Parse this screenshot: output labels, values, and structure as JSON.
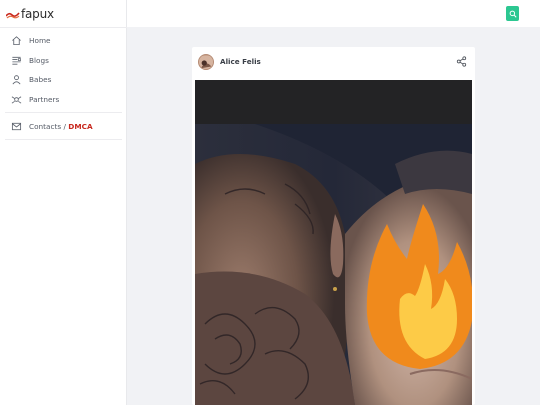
{
  "site": {
    "logo_text": "fapux",
    "logo_icon": "logo-wave-icon"
  },
  "nav": {
    "items": [
      {
        "label": "Home",
        "icon": "home-icon"
      },
      {
        "label": "Blogs",
        "icon": "blogs-icon"
      },
      {
        "label": "Babes",
        "icon": "user-icon"
      },
      {
        "label": "Partners",
        "icon": "partners-icon"
      }
    ],
    "contacts": {
      "label": "Contacts / ",
      "highlight": "DMCA",
      "icon": "mail-icon"
    }
  },
  "topbar": {
    "search_icon": "search-icon"
  },
  "post": {
    "author": "Alice Felis",
    "share_icon": "share-icon",
    "media_overlay_icon": "fire-emoji-icon"
  },
  "colors": {
    "accent": "#2cc791",
    "dmca": "#c8281e",
    "background": "#f1f2f5",
    "fire_orange": "#f08a1c",
    "fire_yellow": "#fdcb47"
  }
}
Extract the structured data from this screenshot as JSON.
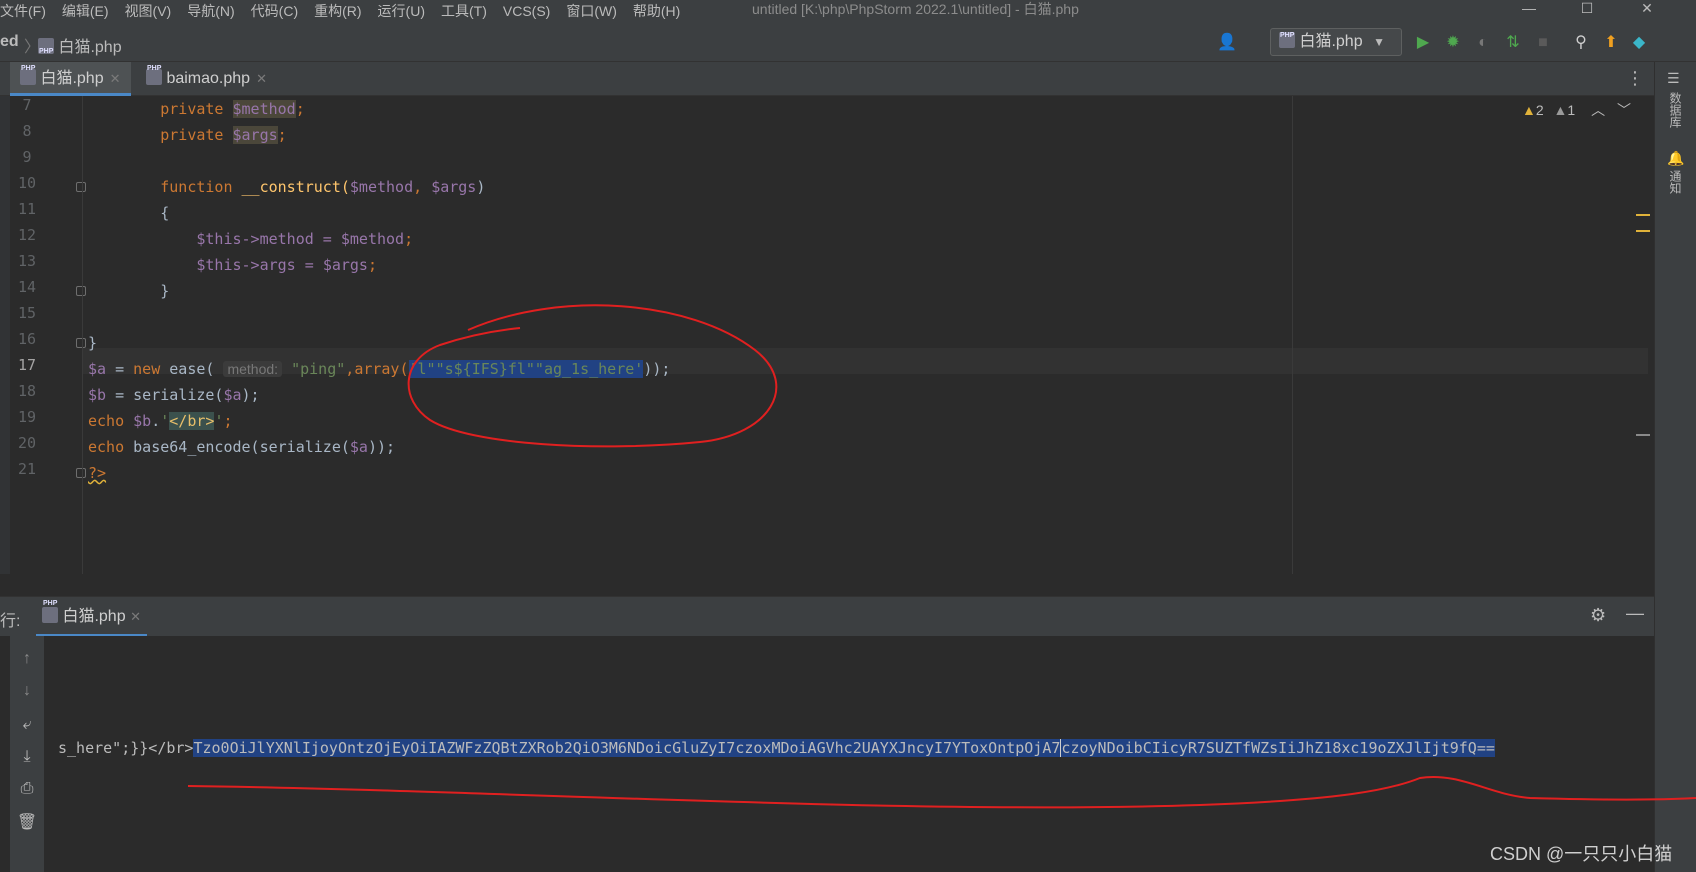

**Required task:** Scan the entries above. Copy each line that has the string "this".

**Solution:**
Parse this screenshot: output labels, values, and structure as JSON.
Extract the structured data from this screenshot as JSON.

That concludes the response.